READING TEXT:

-- -- --

Why Africentric Schools are a good idea

A number of years ago, a Black candidate for City council was denounced in the riding where he was running  for describing the chasm that existed between the Police and the (mainly) Black residents. Residents, he said, view the police as an “occupying army.”

The reaction in Toronto to his comment was a little like the divide that happened with the O.J. trial. Whether you nodded in recognition or shook your head in disbelief probably lined up with your racial background and your understanding of racism. It was one of the singular times that a bare racial divide in Toronto showed.

At a recent community consultation, parents at a school in the Beach, a  “white ethnic enclave,”  worried about the lack of diversity in their schools. They knew their children were not building skills for cultural competancy. And, the answer is larger than putting on a potluck and dressing up in national costumes, “saris and samosas,” as one author put it.

Race & racism is back on the public agenda with the establishment of an Africentric, or Black-focused, schools. However, this recent debate has not been so sharply divided along racial lines. Indeed, the “chattering classes” are torn around this issue.

Instead, we saw the school board’s white Chair, Director and half its school trustees  champion the initiative as a (partial) solution to address high drop-outs rates for Black students.

Opposition to the establishment of the schools centred around two arguments: abhorrence of anything that might move us back to the pain-filled days of segregation, and, secondly,  a worry that the establishment of the schools will absolve the Board of its obligation to teach all students equitably. These were well-argued positions put forward by progressive peoples.

Absent, also, from the call for Africentric schools were students. In fact the two student trustees stated that they would have voted against the motion if they had a vote. This worried me at first, but I think they are following the arc that many of us do – who wants to believe that the world is shaped by issues of race, especially as one begins to move into it?

Others who argued against the schools are those who have been successful, by mainstream standards. People like Lincoln Alexander. Holding onto a more monolithic view multiculturalism works for those who can afford it – most of the time.

These are valid points, made by many of my progressive friends, that establishing these schools moves towards segregation and separation, a trend which Canadians have fought, and that it relieves the system of a wider responsibility.

So let’s examine the objections to an Africentric school:

I do believe that the backlash to Africentric schools has come because of the fear of the painful historical realities of segregation. The backlash has come when, perhaps all so Canadian, when a model has been proposed that reverberates with a painful American history. This proposal reminds us of that shameful history and makes people nervous, and there is no doubt that segregation is a mistake.

However segregation is enforced separation. Africentric schools are not forced on unwilling people, and they are not exclusive. Anyone, by their choosing, may attend.

And, more fundamentally, in this free and democratic society, that withdrawal is a right, while perhaps troubling to some because of what it bespeaks – a failure of our civic institutions-, but it is a right.

-- -- --

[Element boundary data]
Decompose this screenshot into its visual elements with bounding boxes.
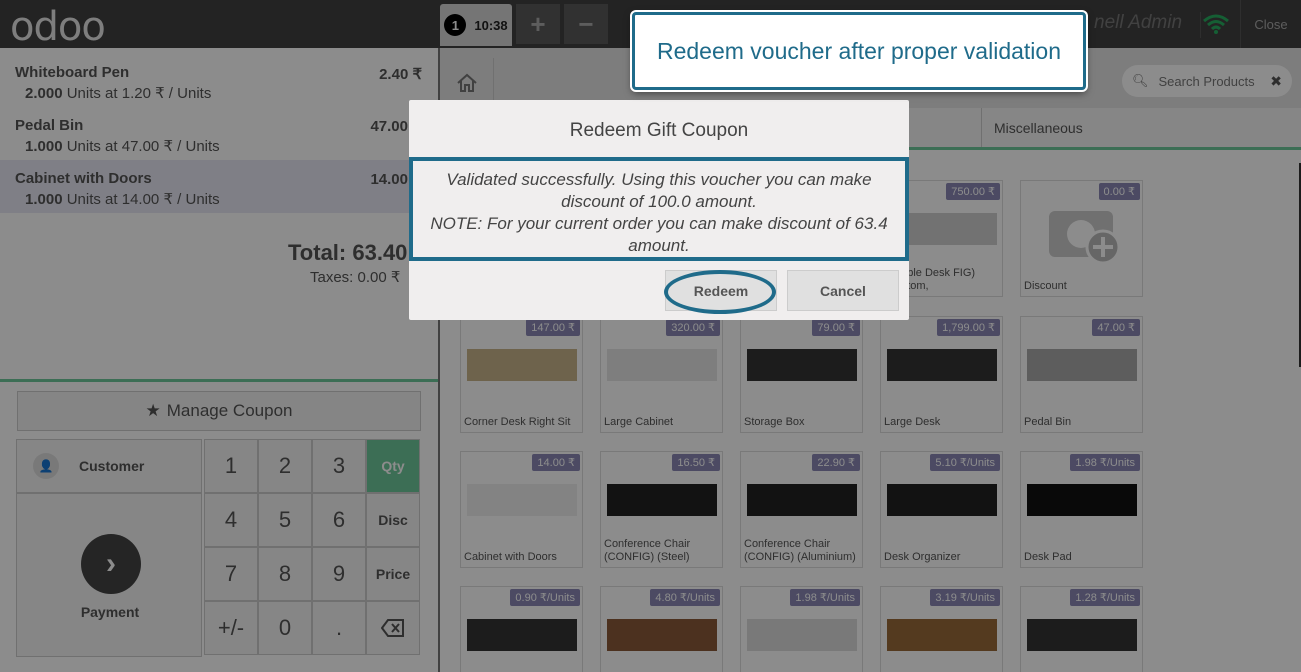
tutorial-callout: Redeem voucher after proper validation bbox=[632, 12, 1086, 90]
redeem-highlight-ring bbox=[664, 270, 776, 314]
discount-note: NOTE: For your current order you can mak… bbox=[430, 214, 888, 255]
dialog-title: Redeem Gift Coupon bbox=[569, 120, 749, 141]
dialog-message: Validated successfully. Using this vouch… bbox=[409, 157, 909, 261]
cancel-button[interactable]: Cancel bbox=[787, 270, 899, 311]
validation-message: Validated successfully. Using this vouch… bbox=[446, 170, 872, 211]
redeem-gift-coupon-dialog: Redeem Gift Coupon Validated successfull… bbox=[409, 100, 909, 320]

-- -- --

WRITTEN INSTRUCTION 1:
Set down the passage of the essay on Africentric schools from "Opposition to the" up to and including "move into it?".
WRITTEN INSTRUCTION 2:
Resume the essay on Africentric schools after its final sentence.
The data is not needed for any of this work.

WRITTEN ANSWER 1:
Opposition to the establishment of the schools centred around two arguments: abhorrence of anything that might move us back to the pain-filled days of segregation, and, secondly,  a worry that the establishment of the schools will absolve the Board of its obligation to teach all students equitably. These were well-argued positions put forward by progressive peoples.

Absent, also, from the call for Africentric schools were students. In fact the two student trustees stated that they would have voted against the motion if they had a vote. This worried me at first, but I think they are following the arc that many of us do – who wants to believe that the world is shaped by issues of race, especially as one begins to move into it?

WRITTEN ANSWER 2:
Much as Canadians don’t like to admit it, separation – by choice – is defensible.

Ah, but the critics call, not on the public dime. Well, we crossed that river long ago. Native youth in Toronto are able to attend culturally appropriate schools. Catholics have their own culturally appropriate (publicly-funded) education system as part of the foundation of this nation.

To underline the parallel, even though Canadians ran separate residential schools for native children, there was, to my knowledge, no outcry when the First Nations schools were established in Toronto 30 years ago. We understood the withdrawals from the mainstream as divergent historical processes.

So, if the reasons against a Black-focused schools are shaky, what are the reasons for them?

The reasons are very practical.

1. Schools are already de facto segregated, in that there are monocultures already in existence. David Hulchanski’s work, most recently, highlighted the economical and racial divides within this city which play out geographically.

2. There is blood on the floor. Over 600 young Black men have died violently since the mid-1980’s. Tens of thousands have stopped their education and thousands have been incarcerated. Toronto police indicate that the city is safer than ever -unless you are a young Black men living in a high-need neighbourhood. The people in crisis, leaving schools behind, the places where they should most belong, are young Black men. At double jeopardy, through their race and class, we have abandoned them.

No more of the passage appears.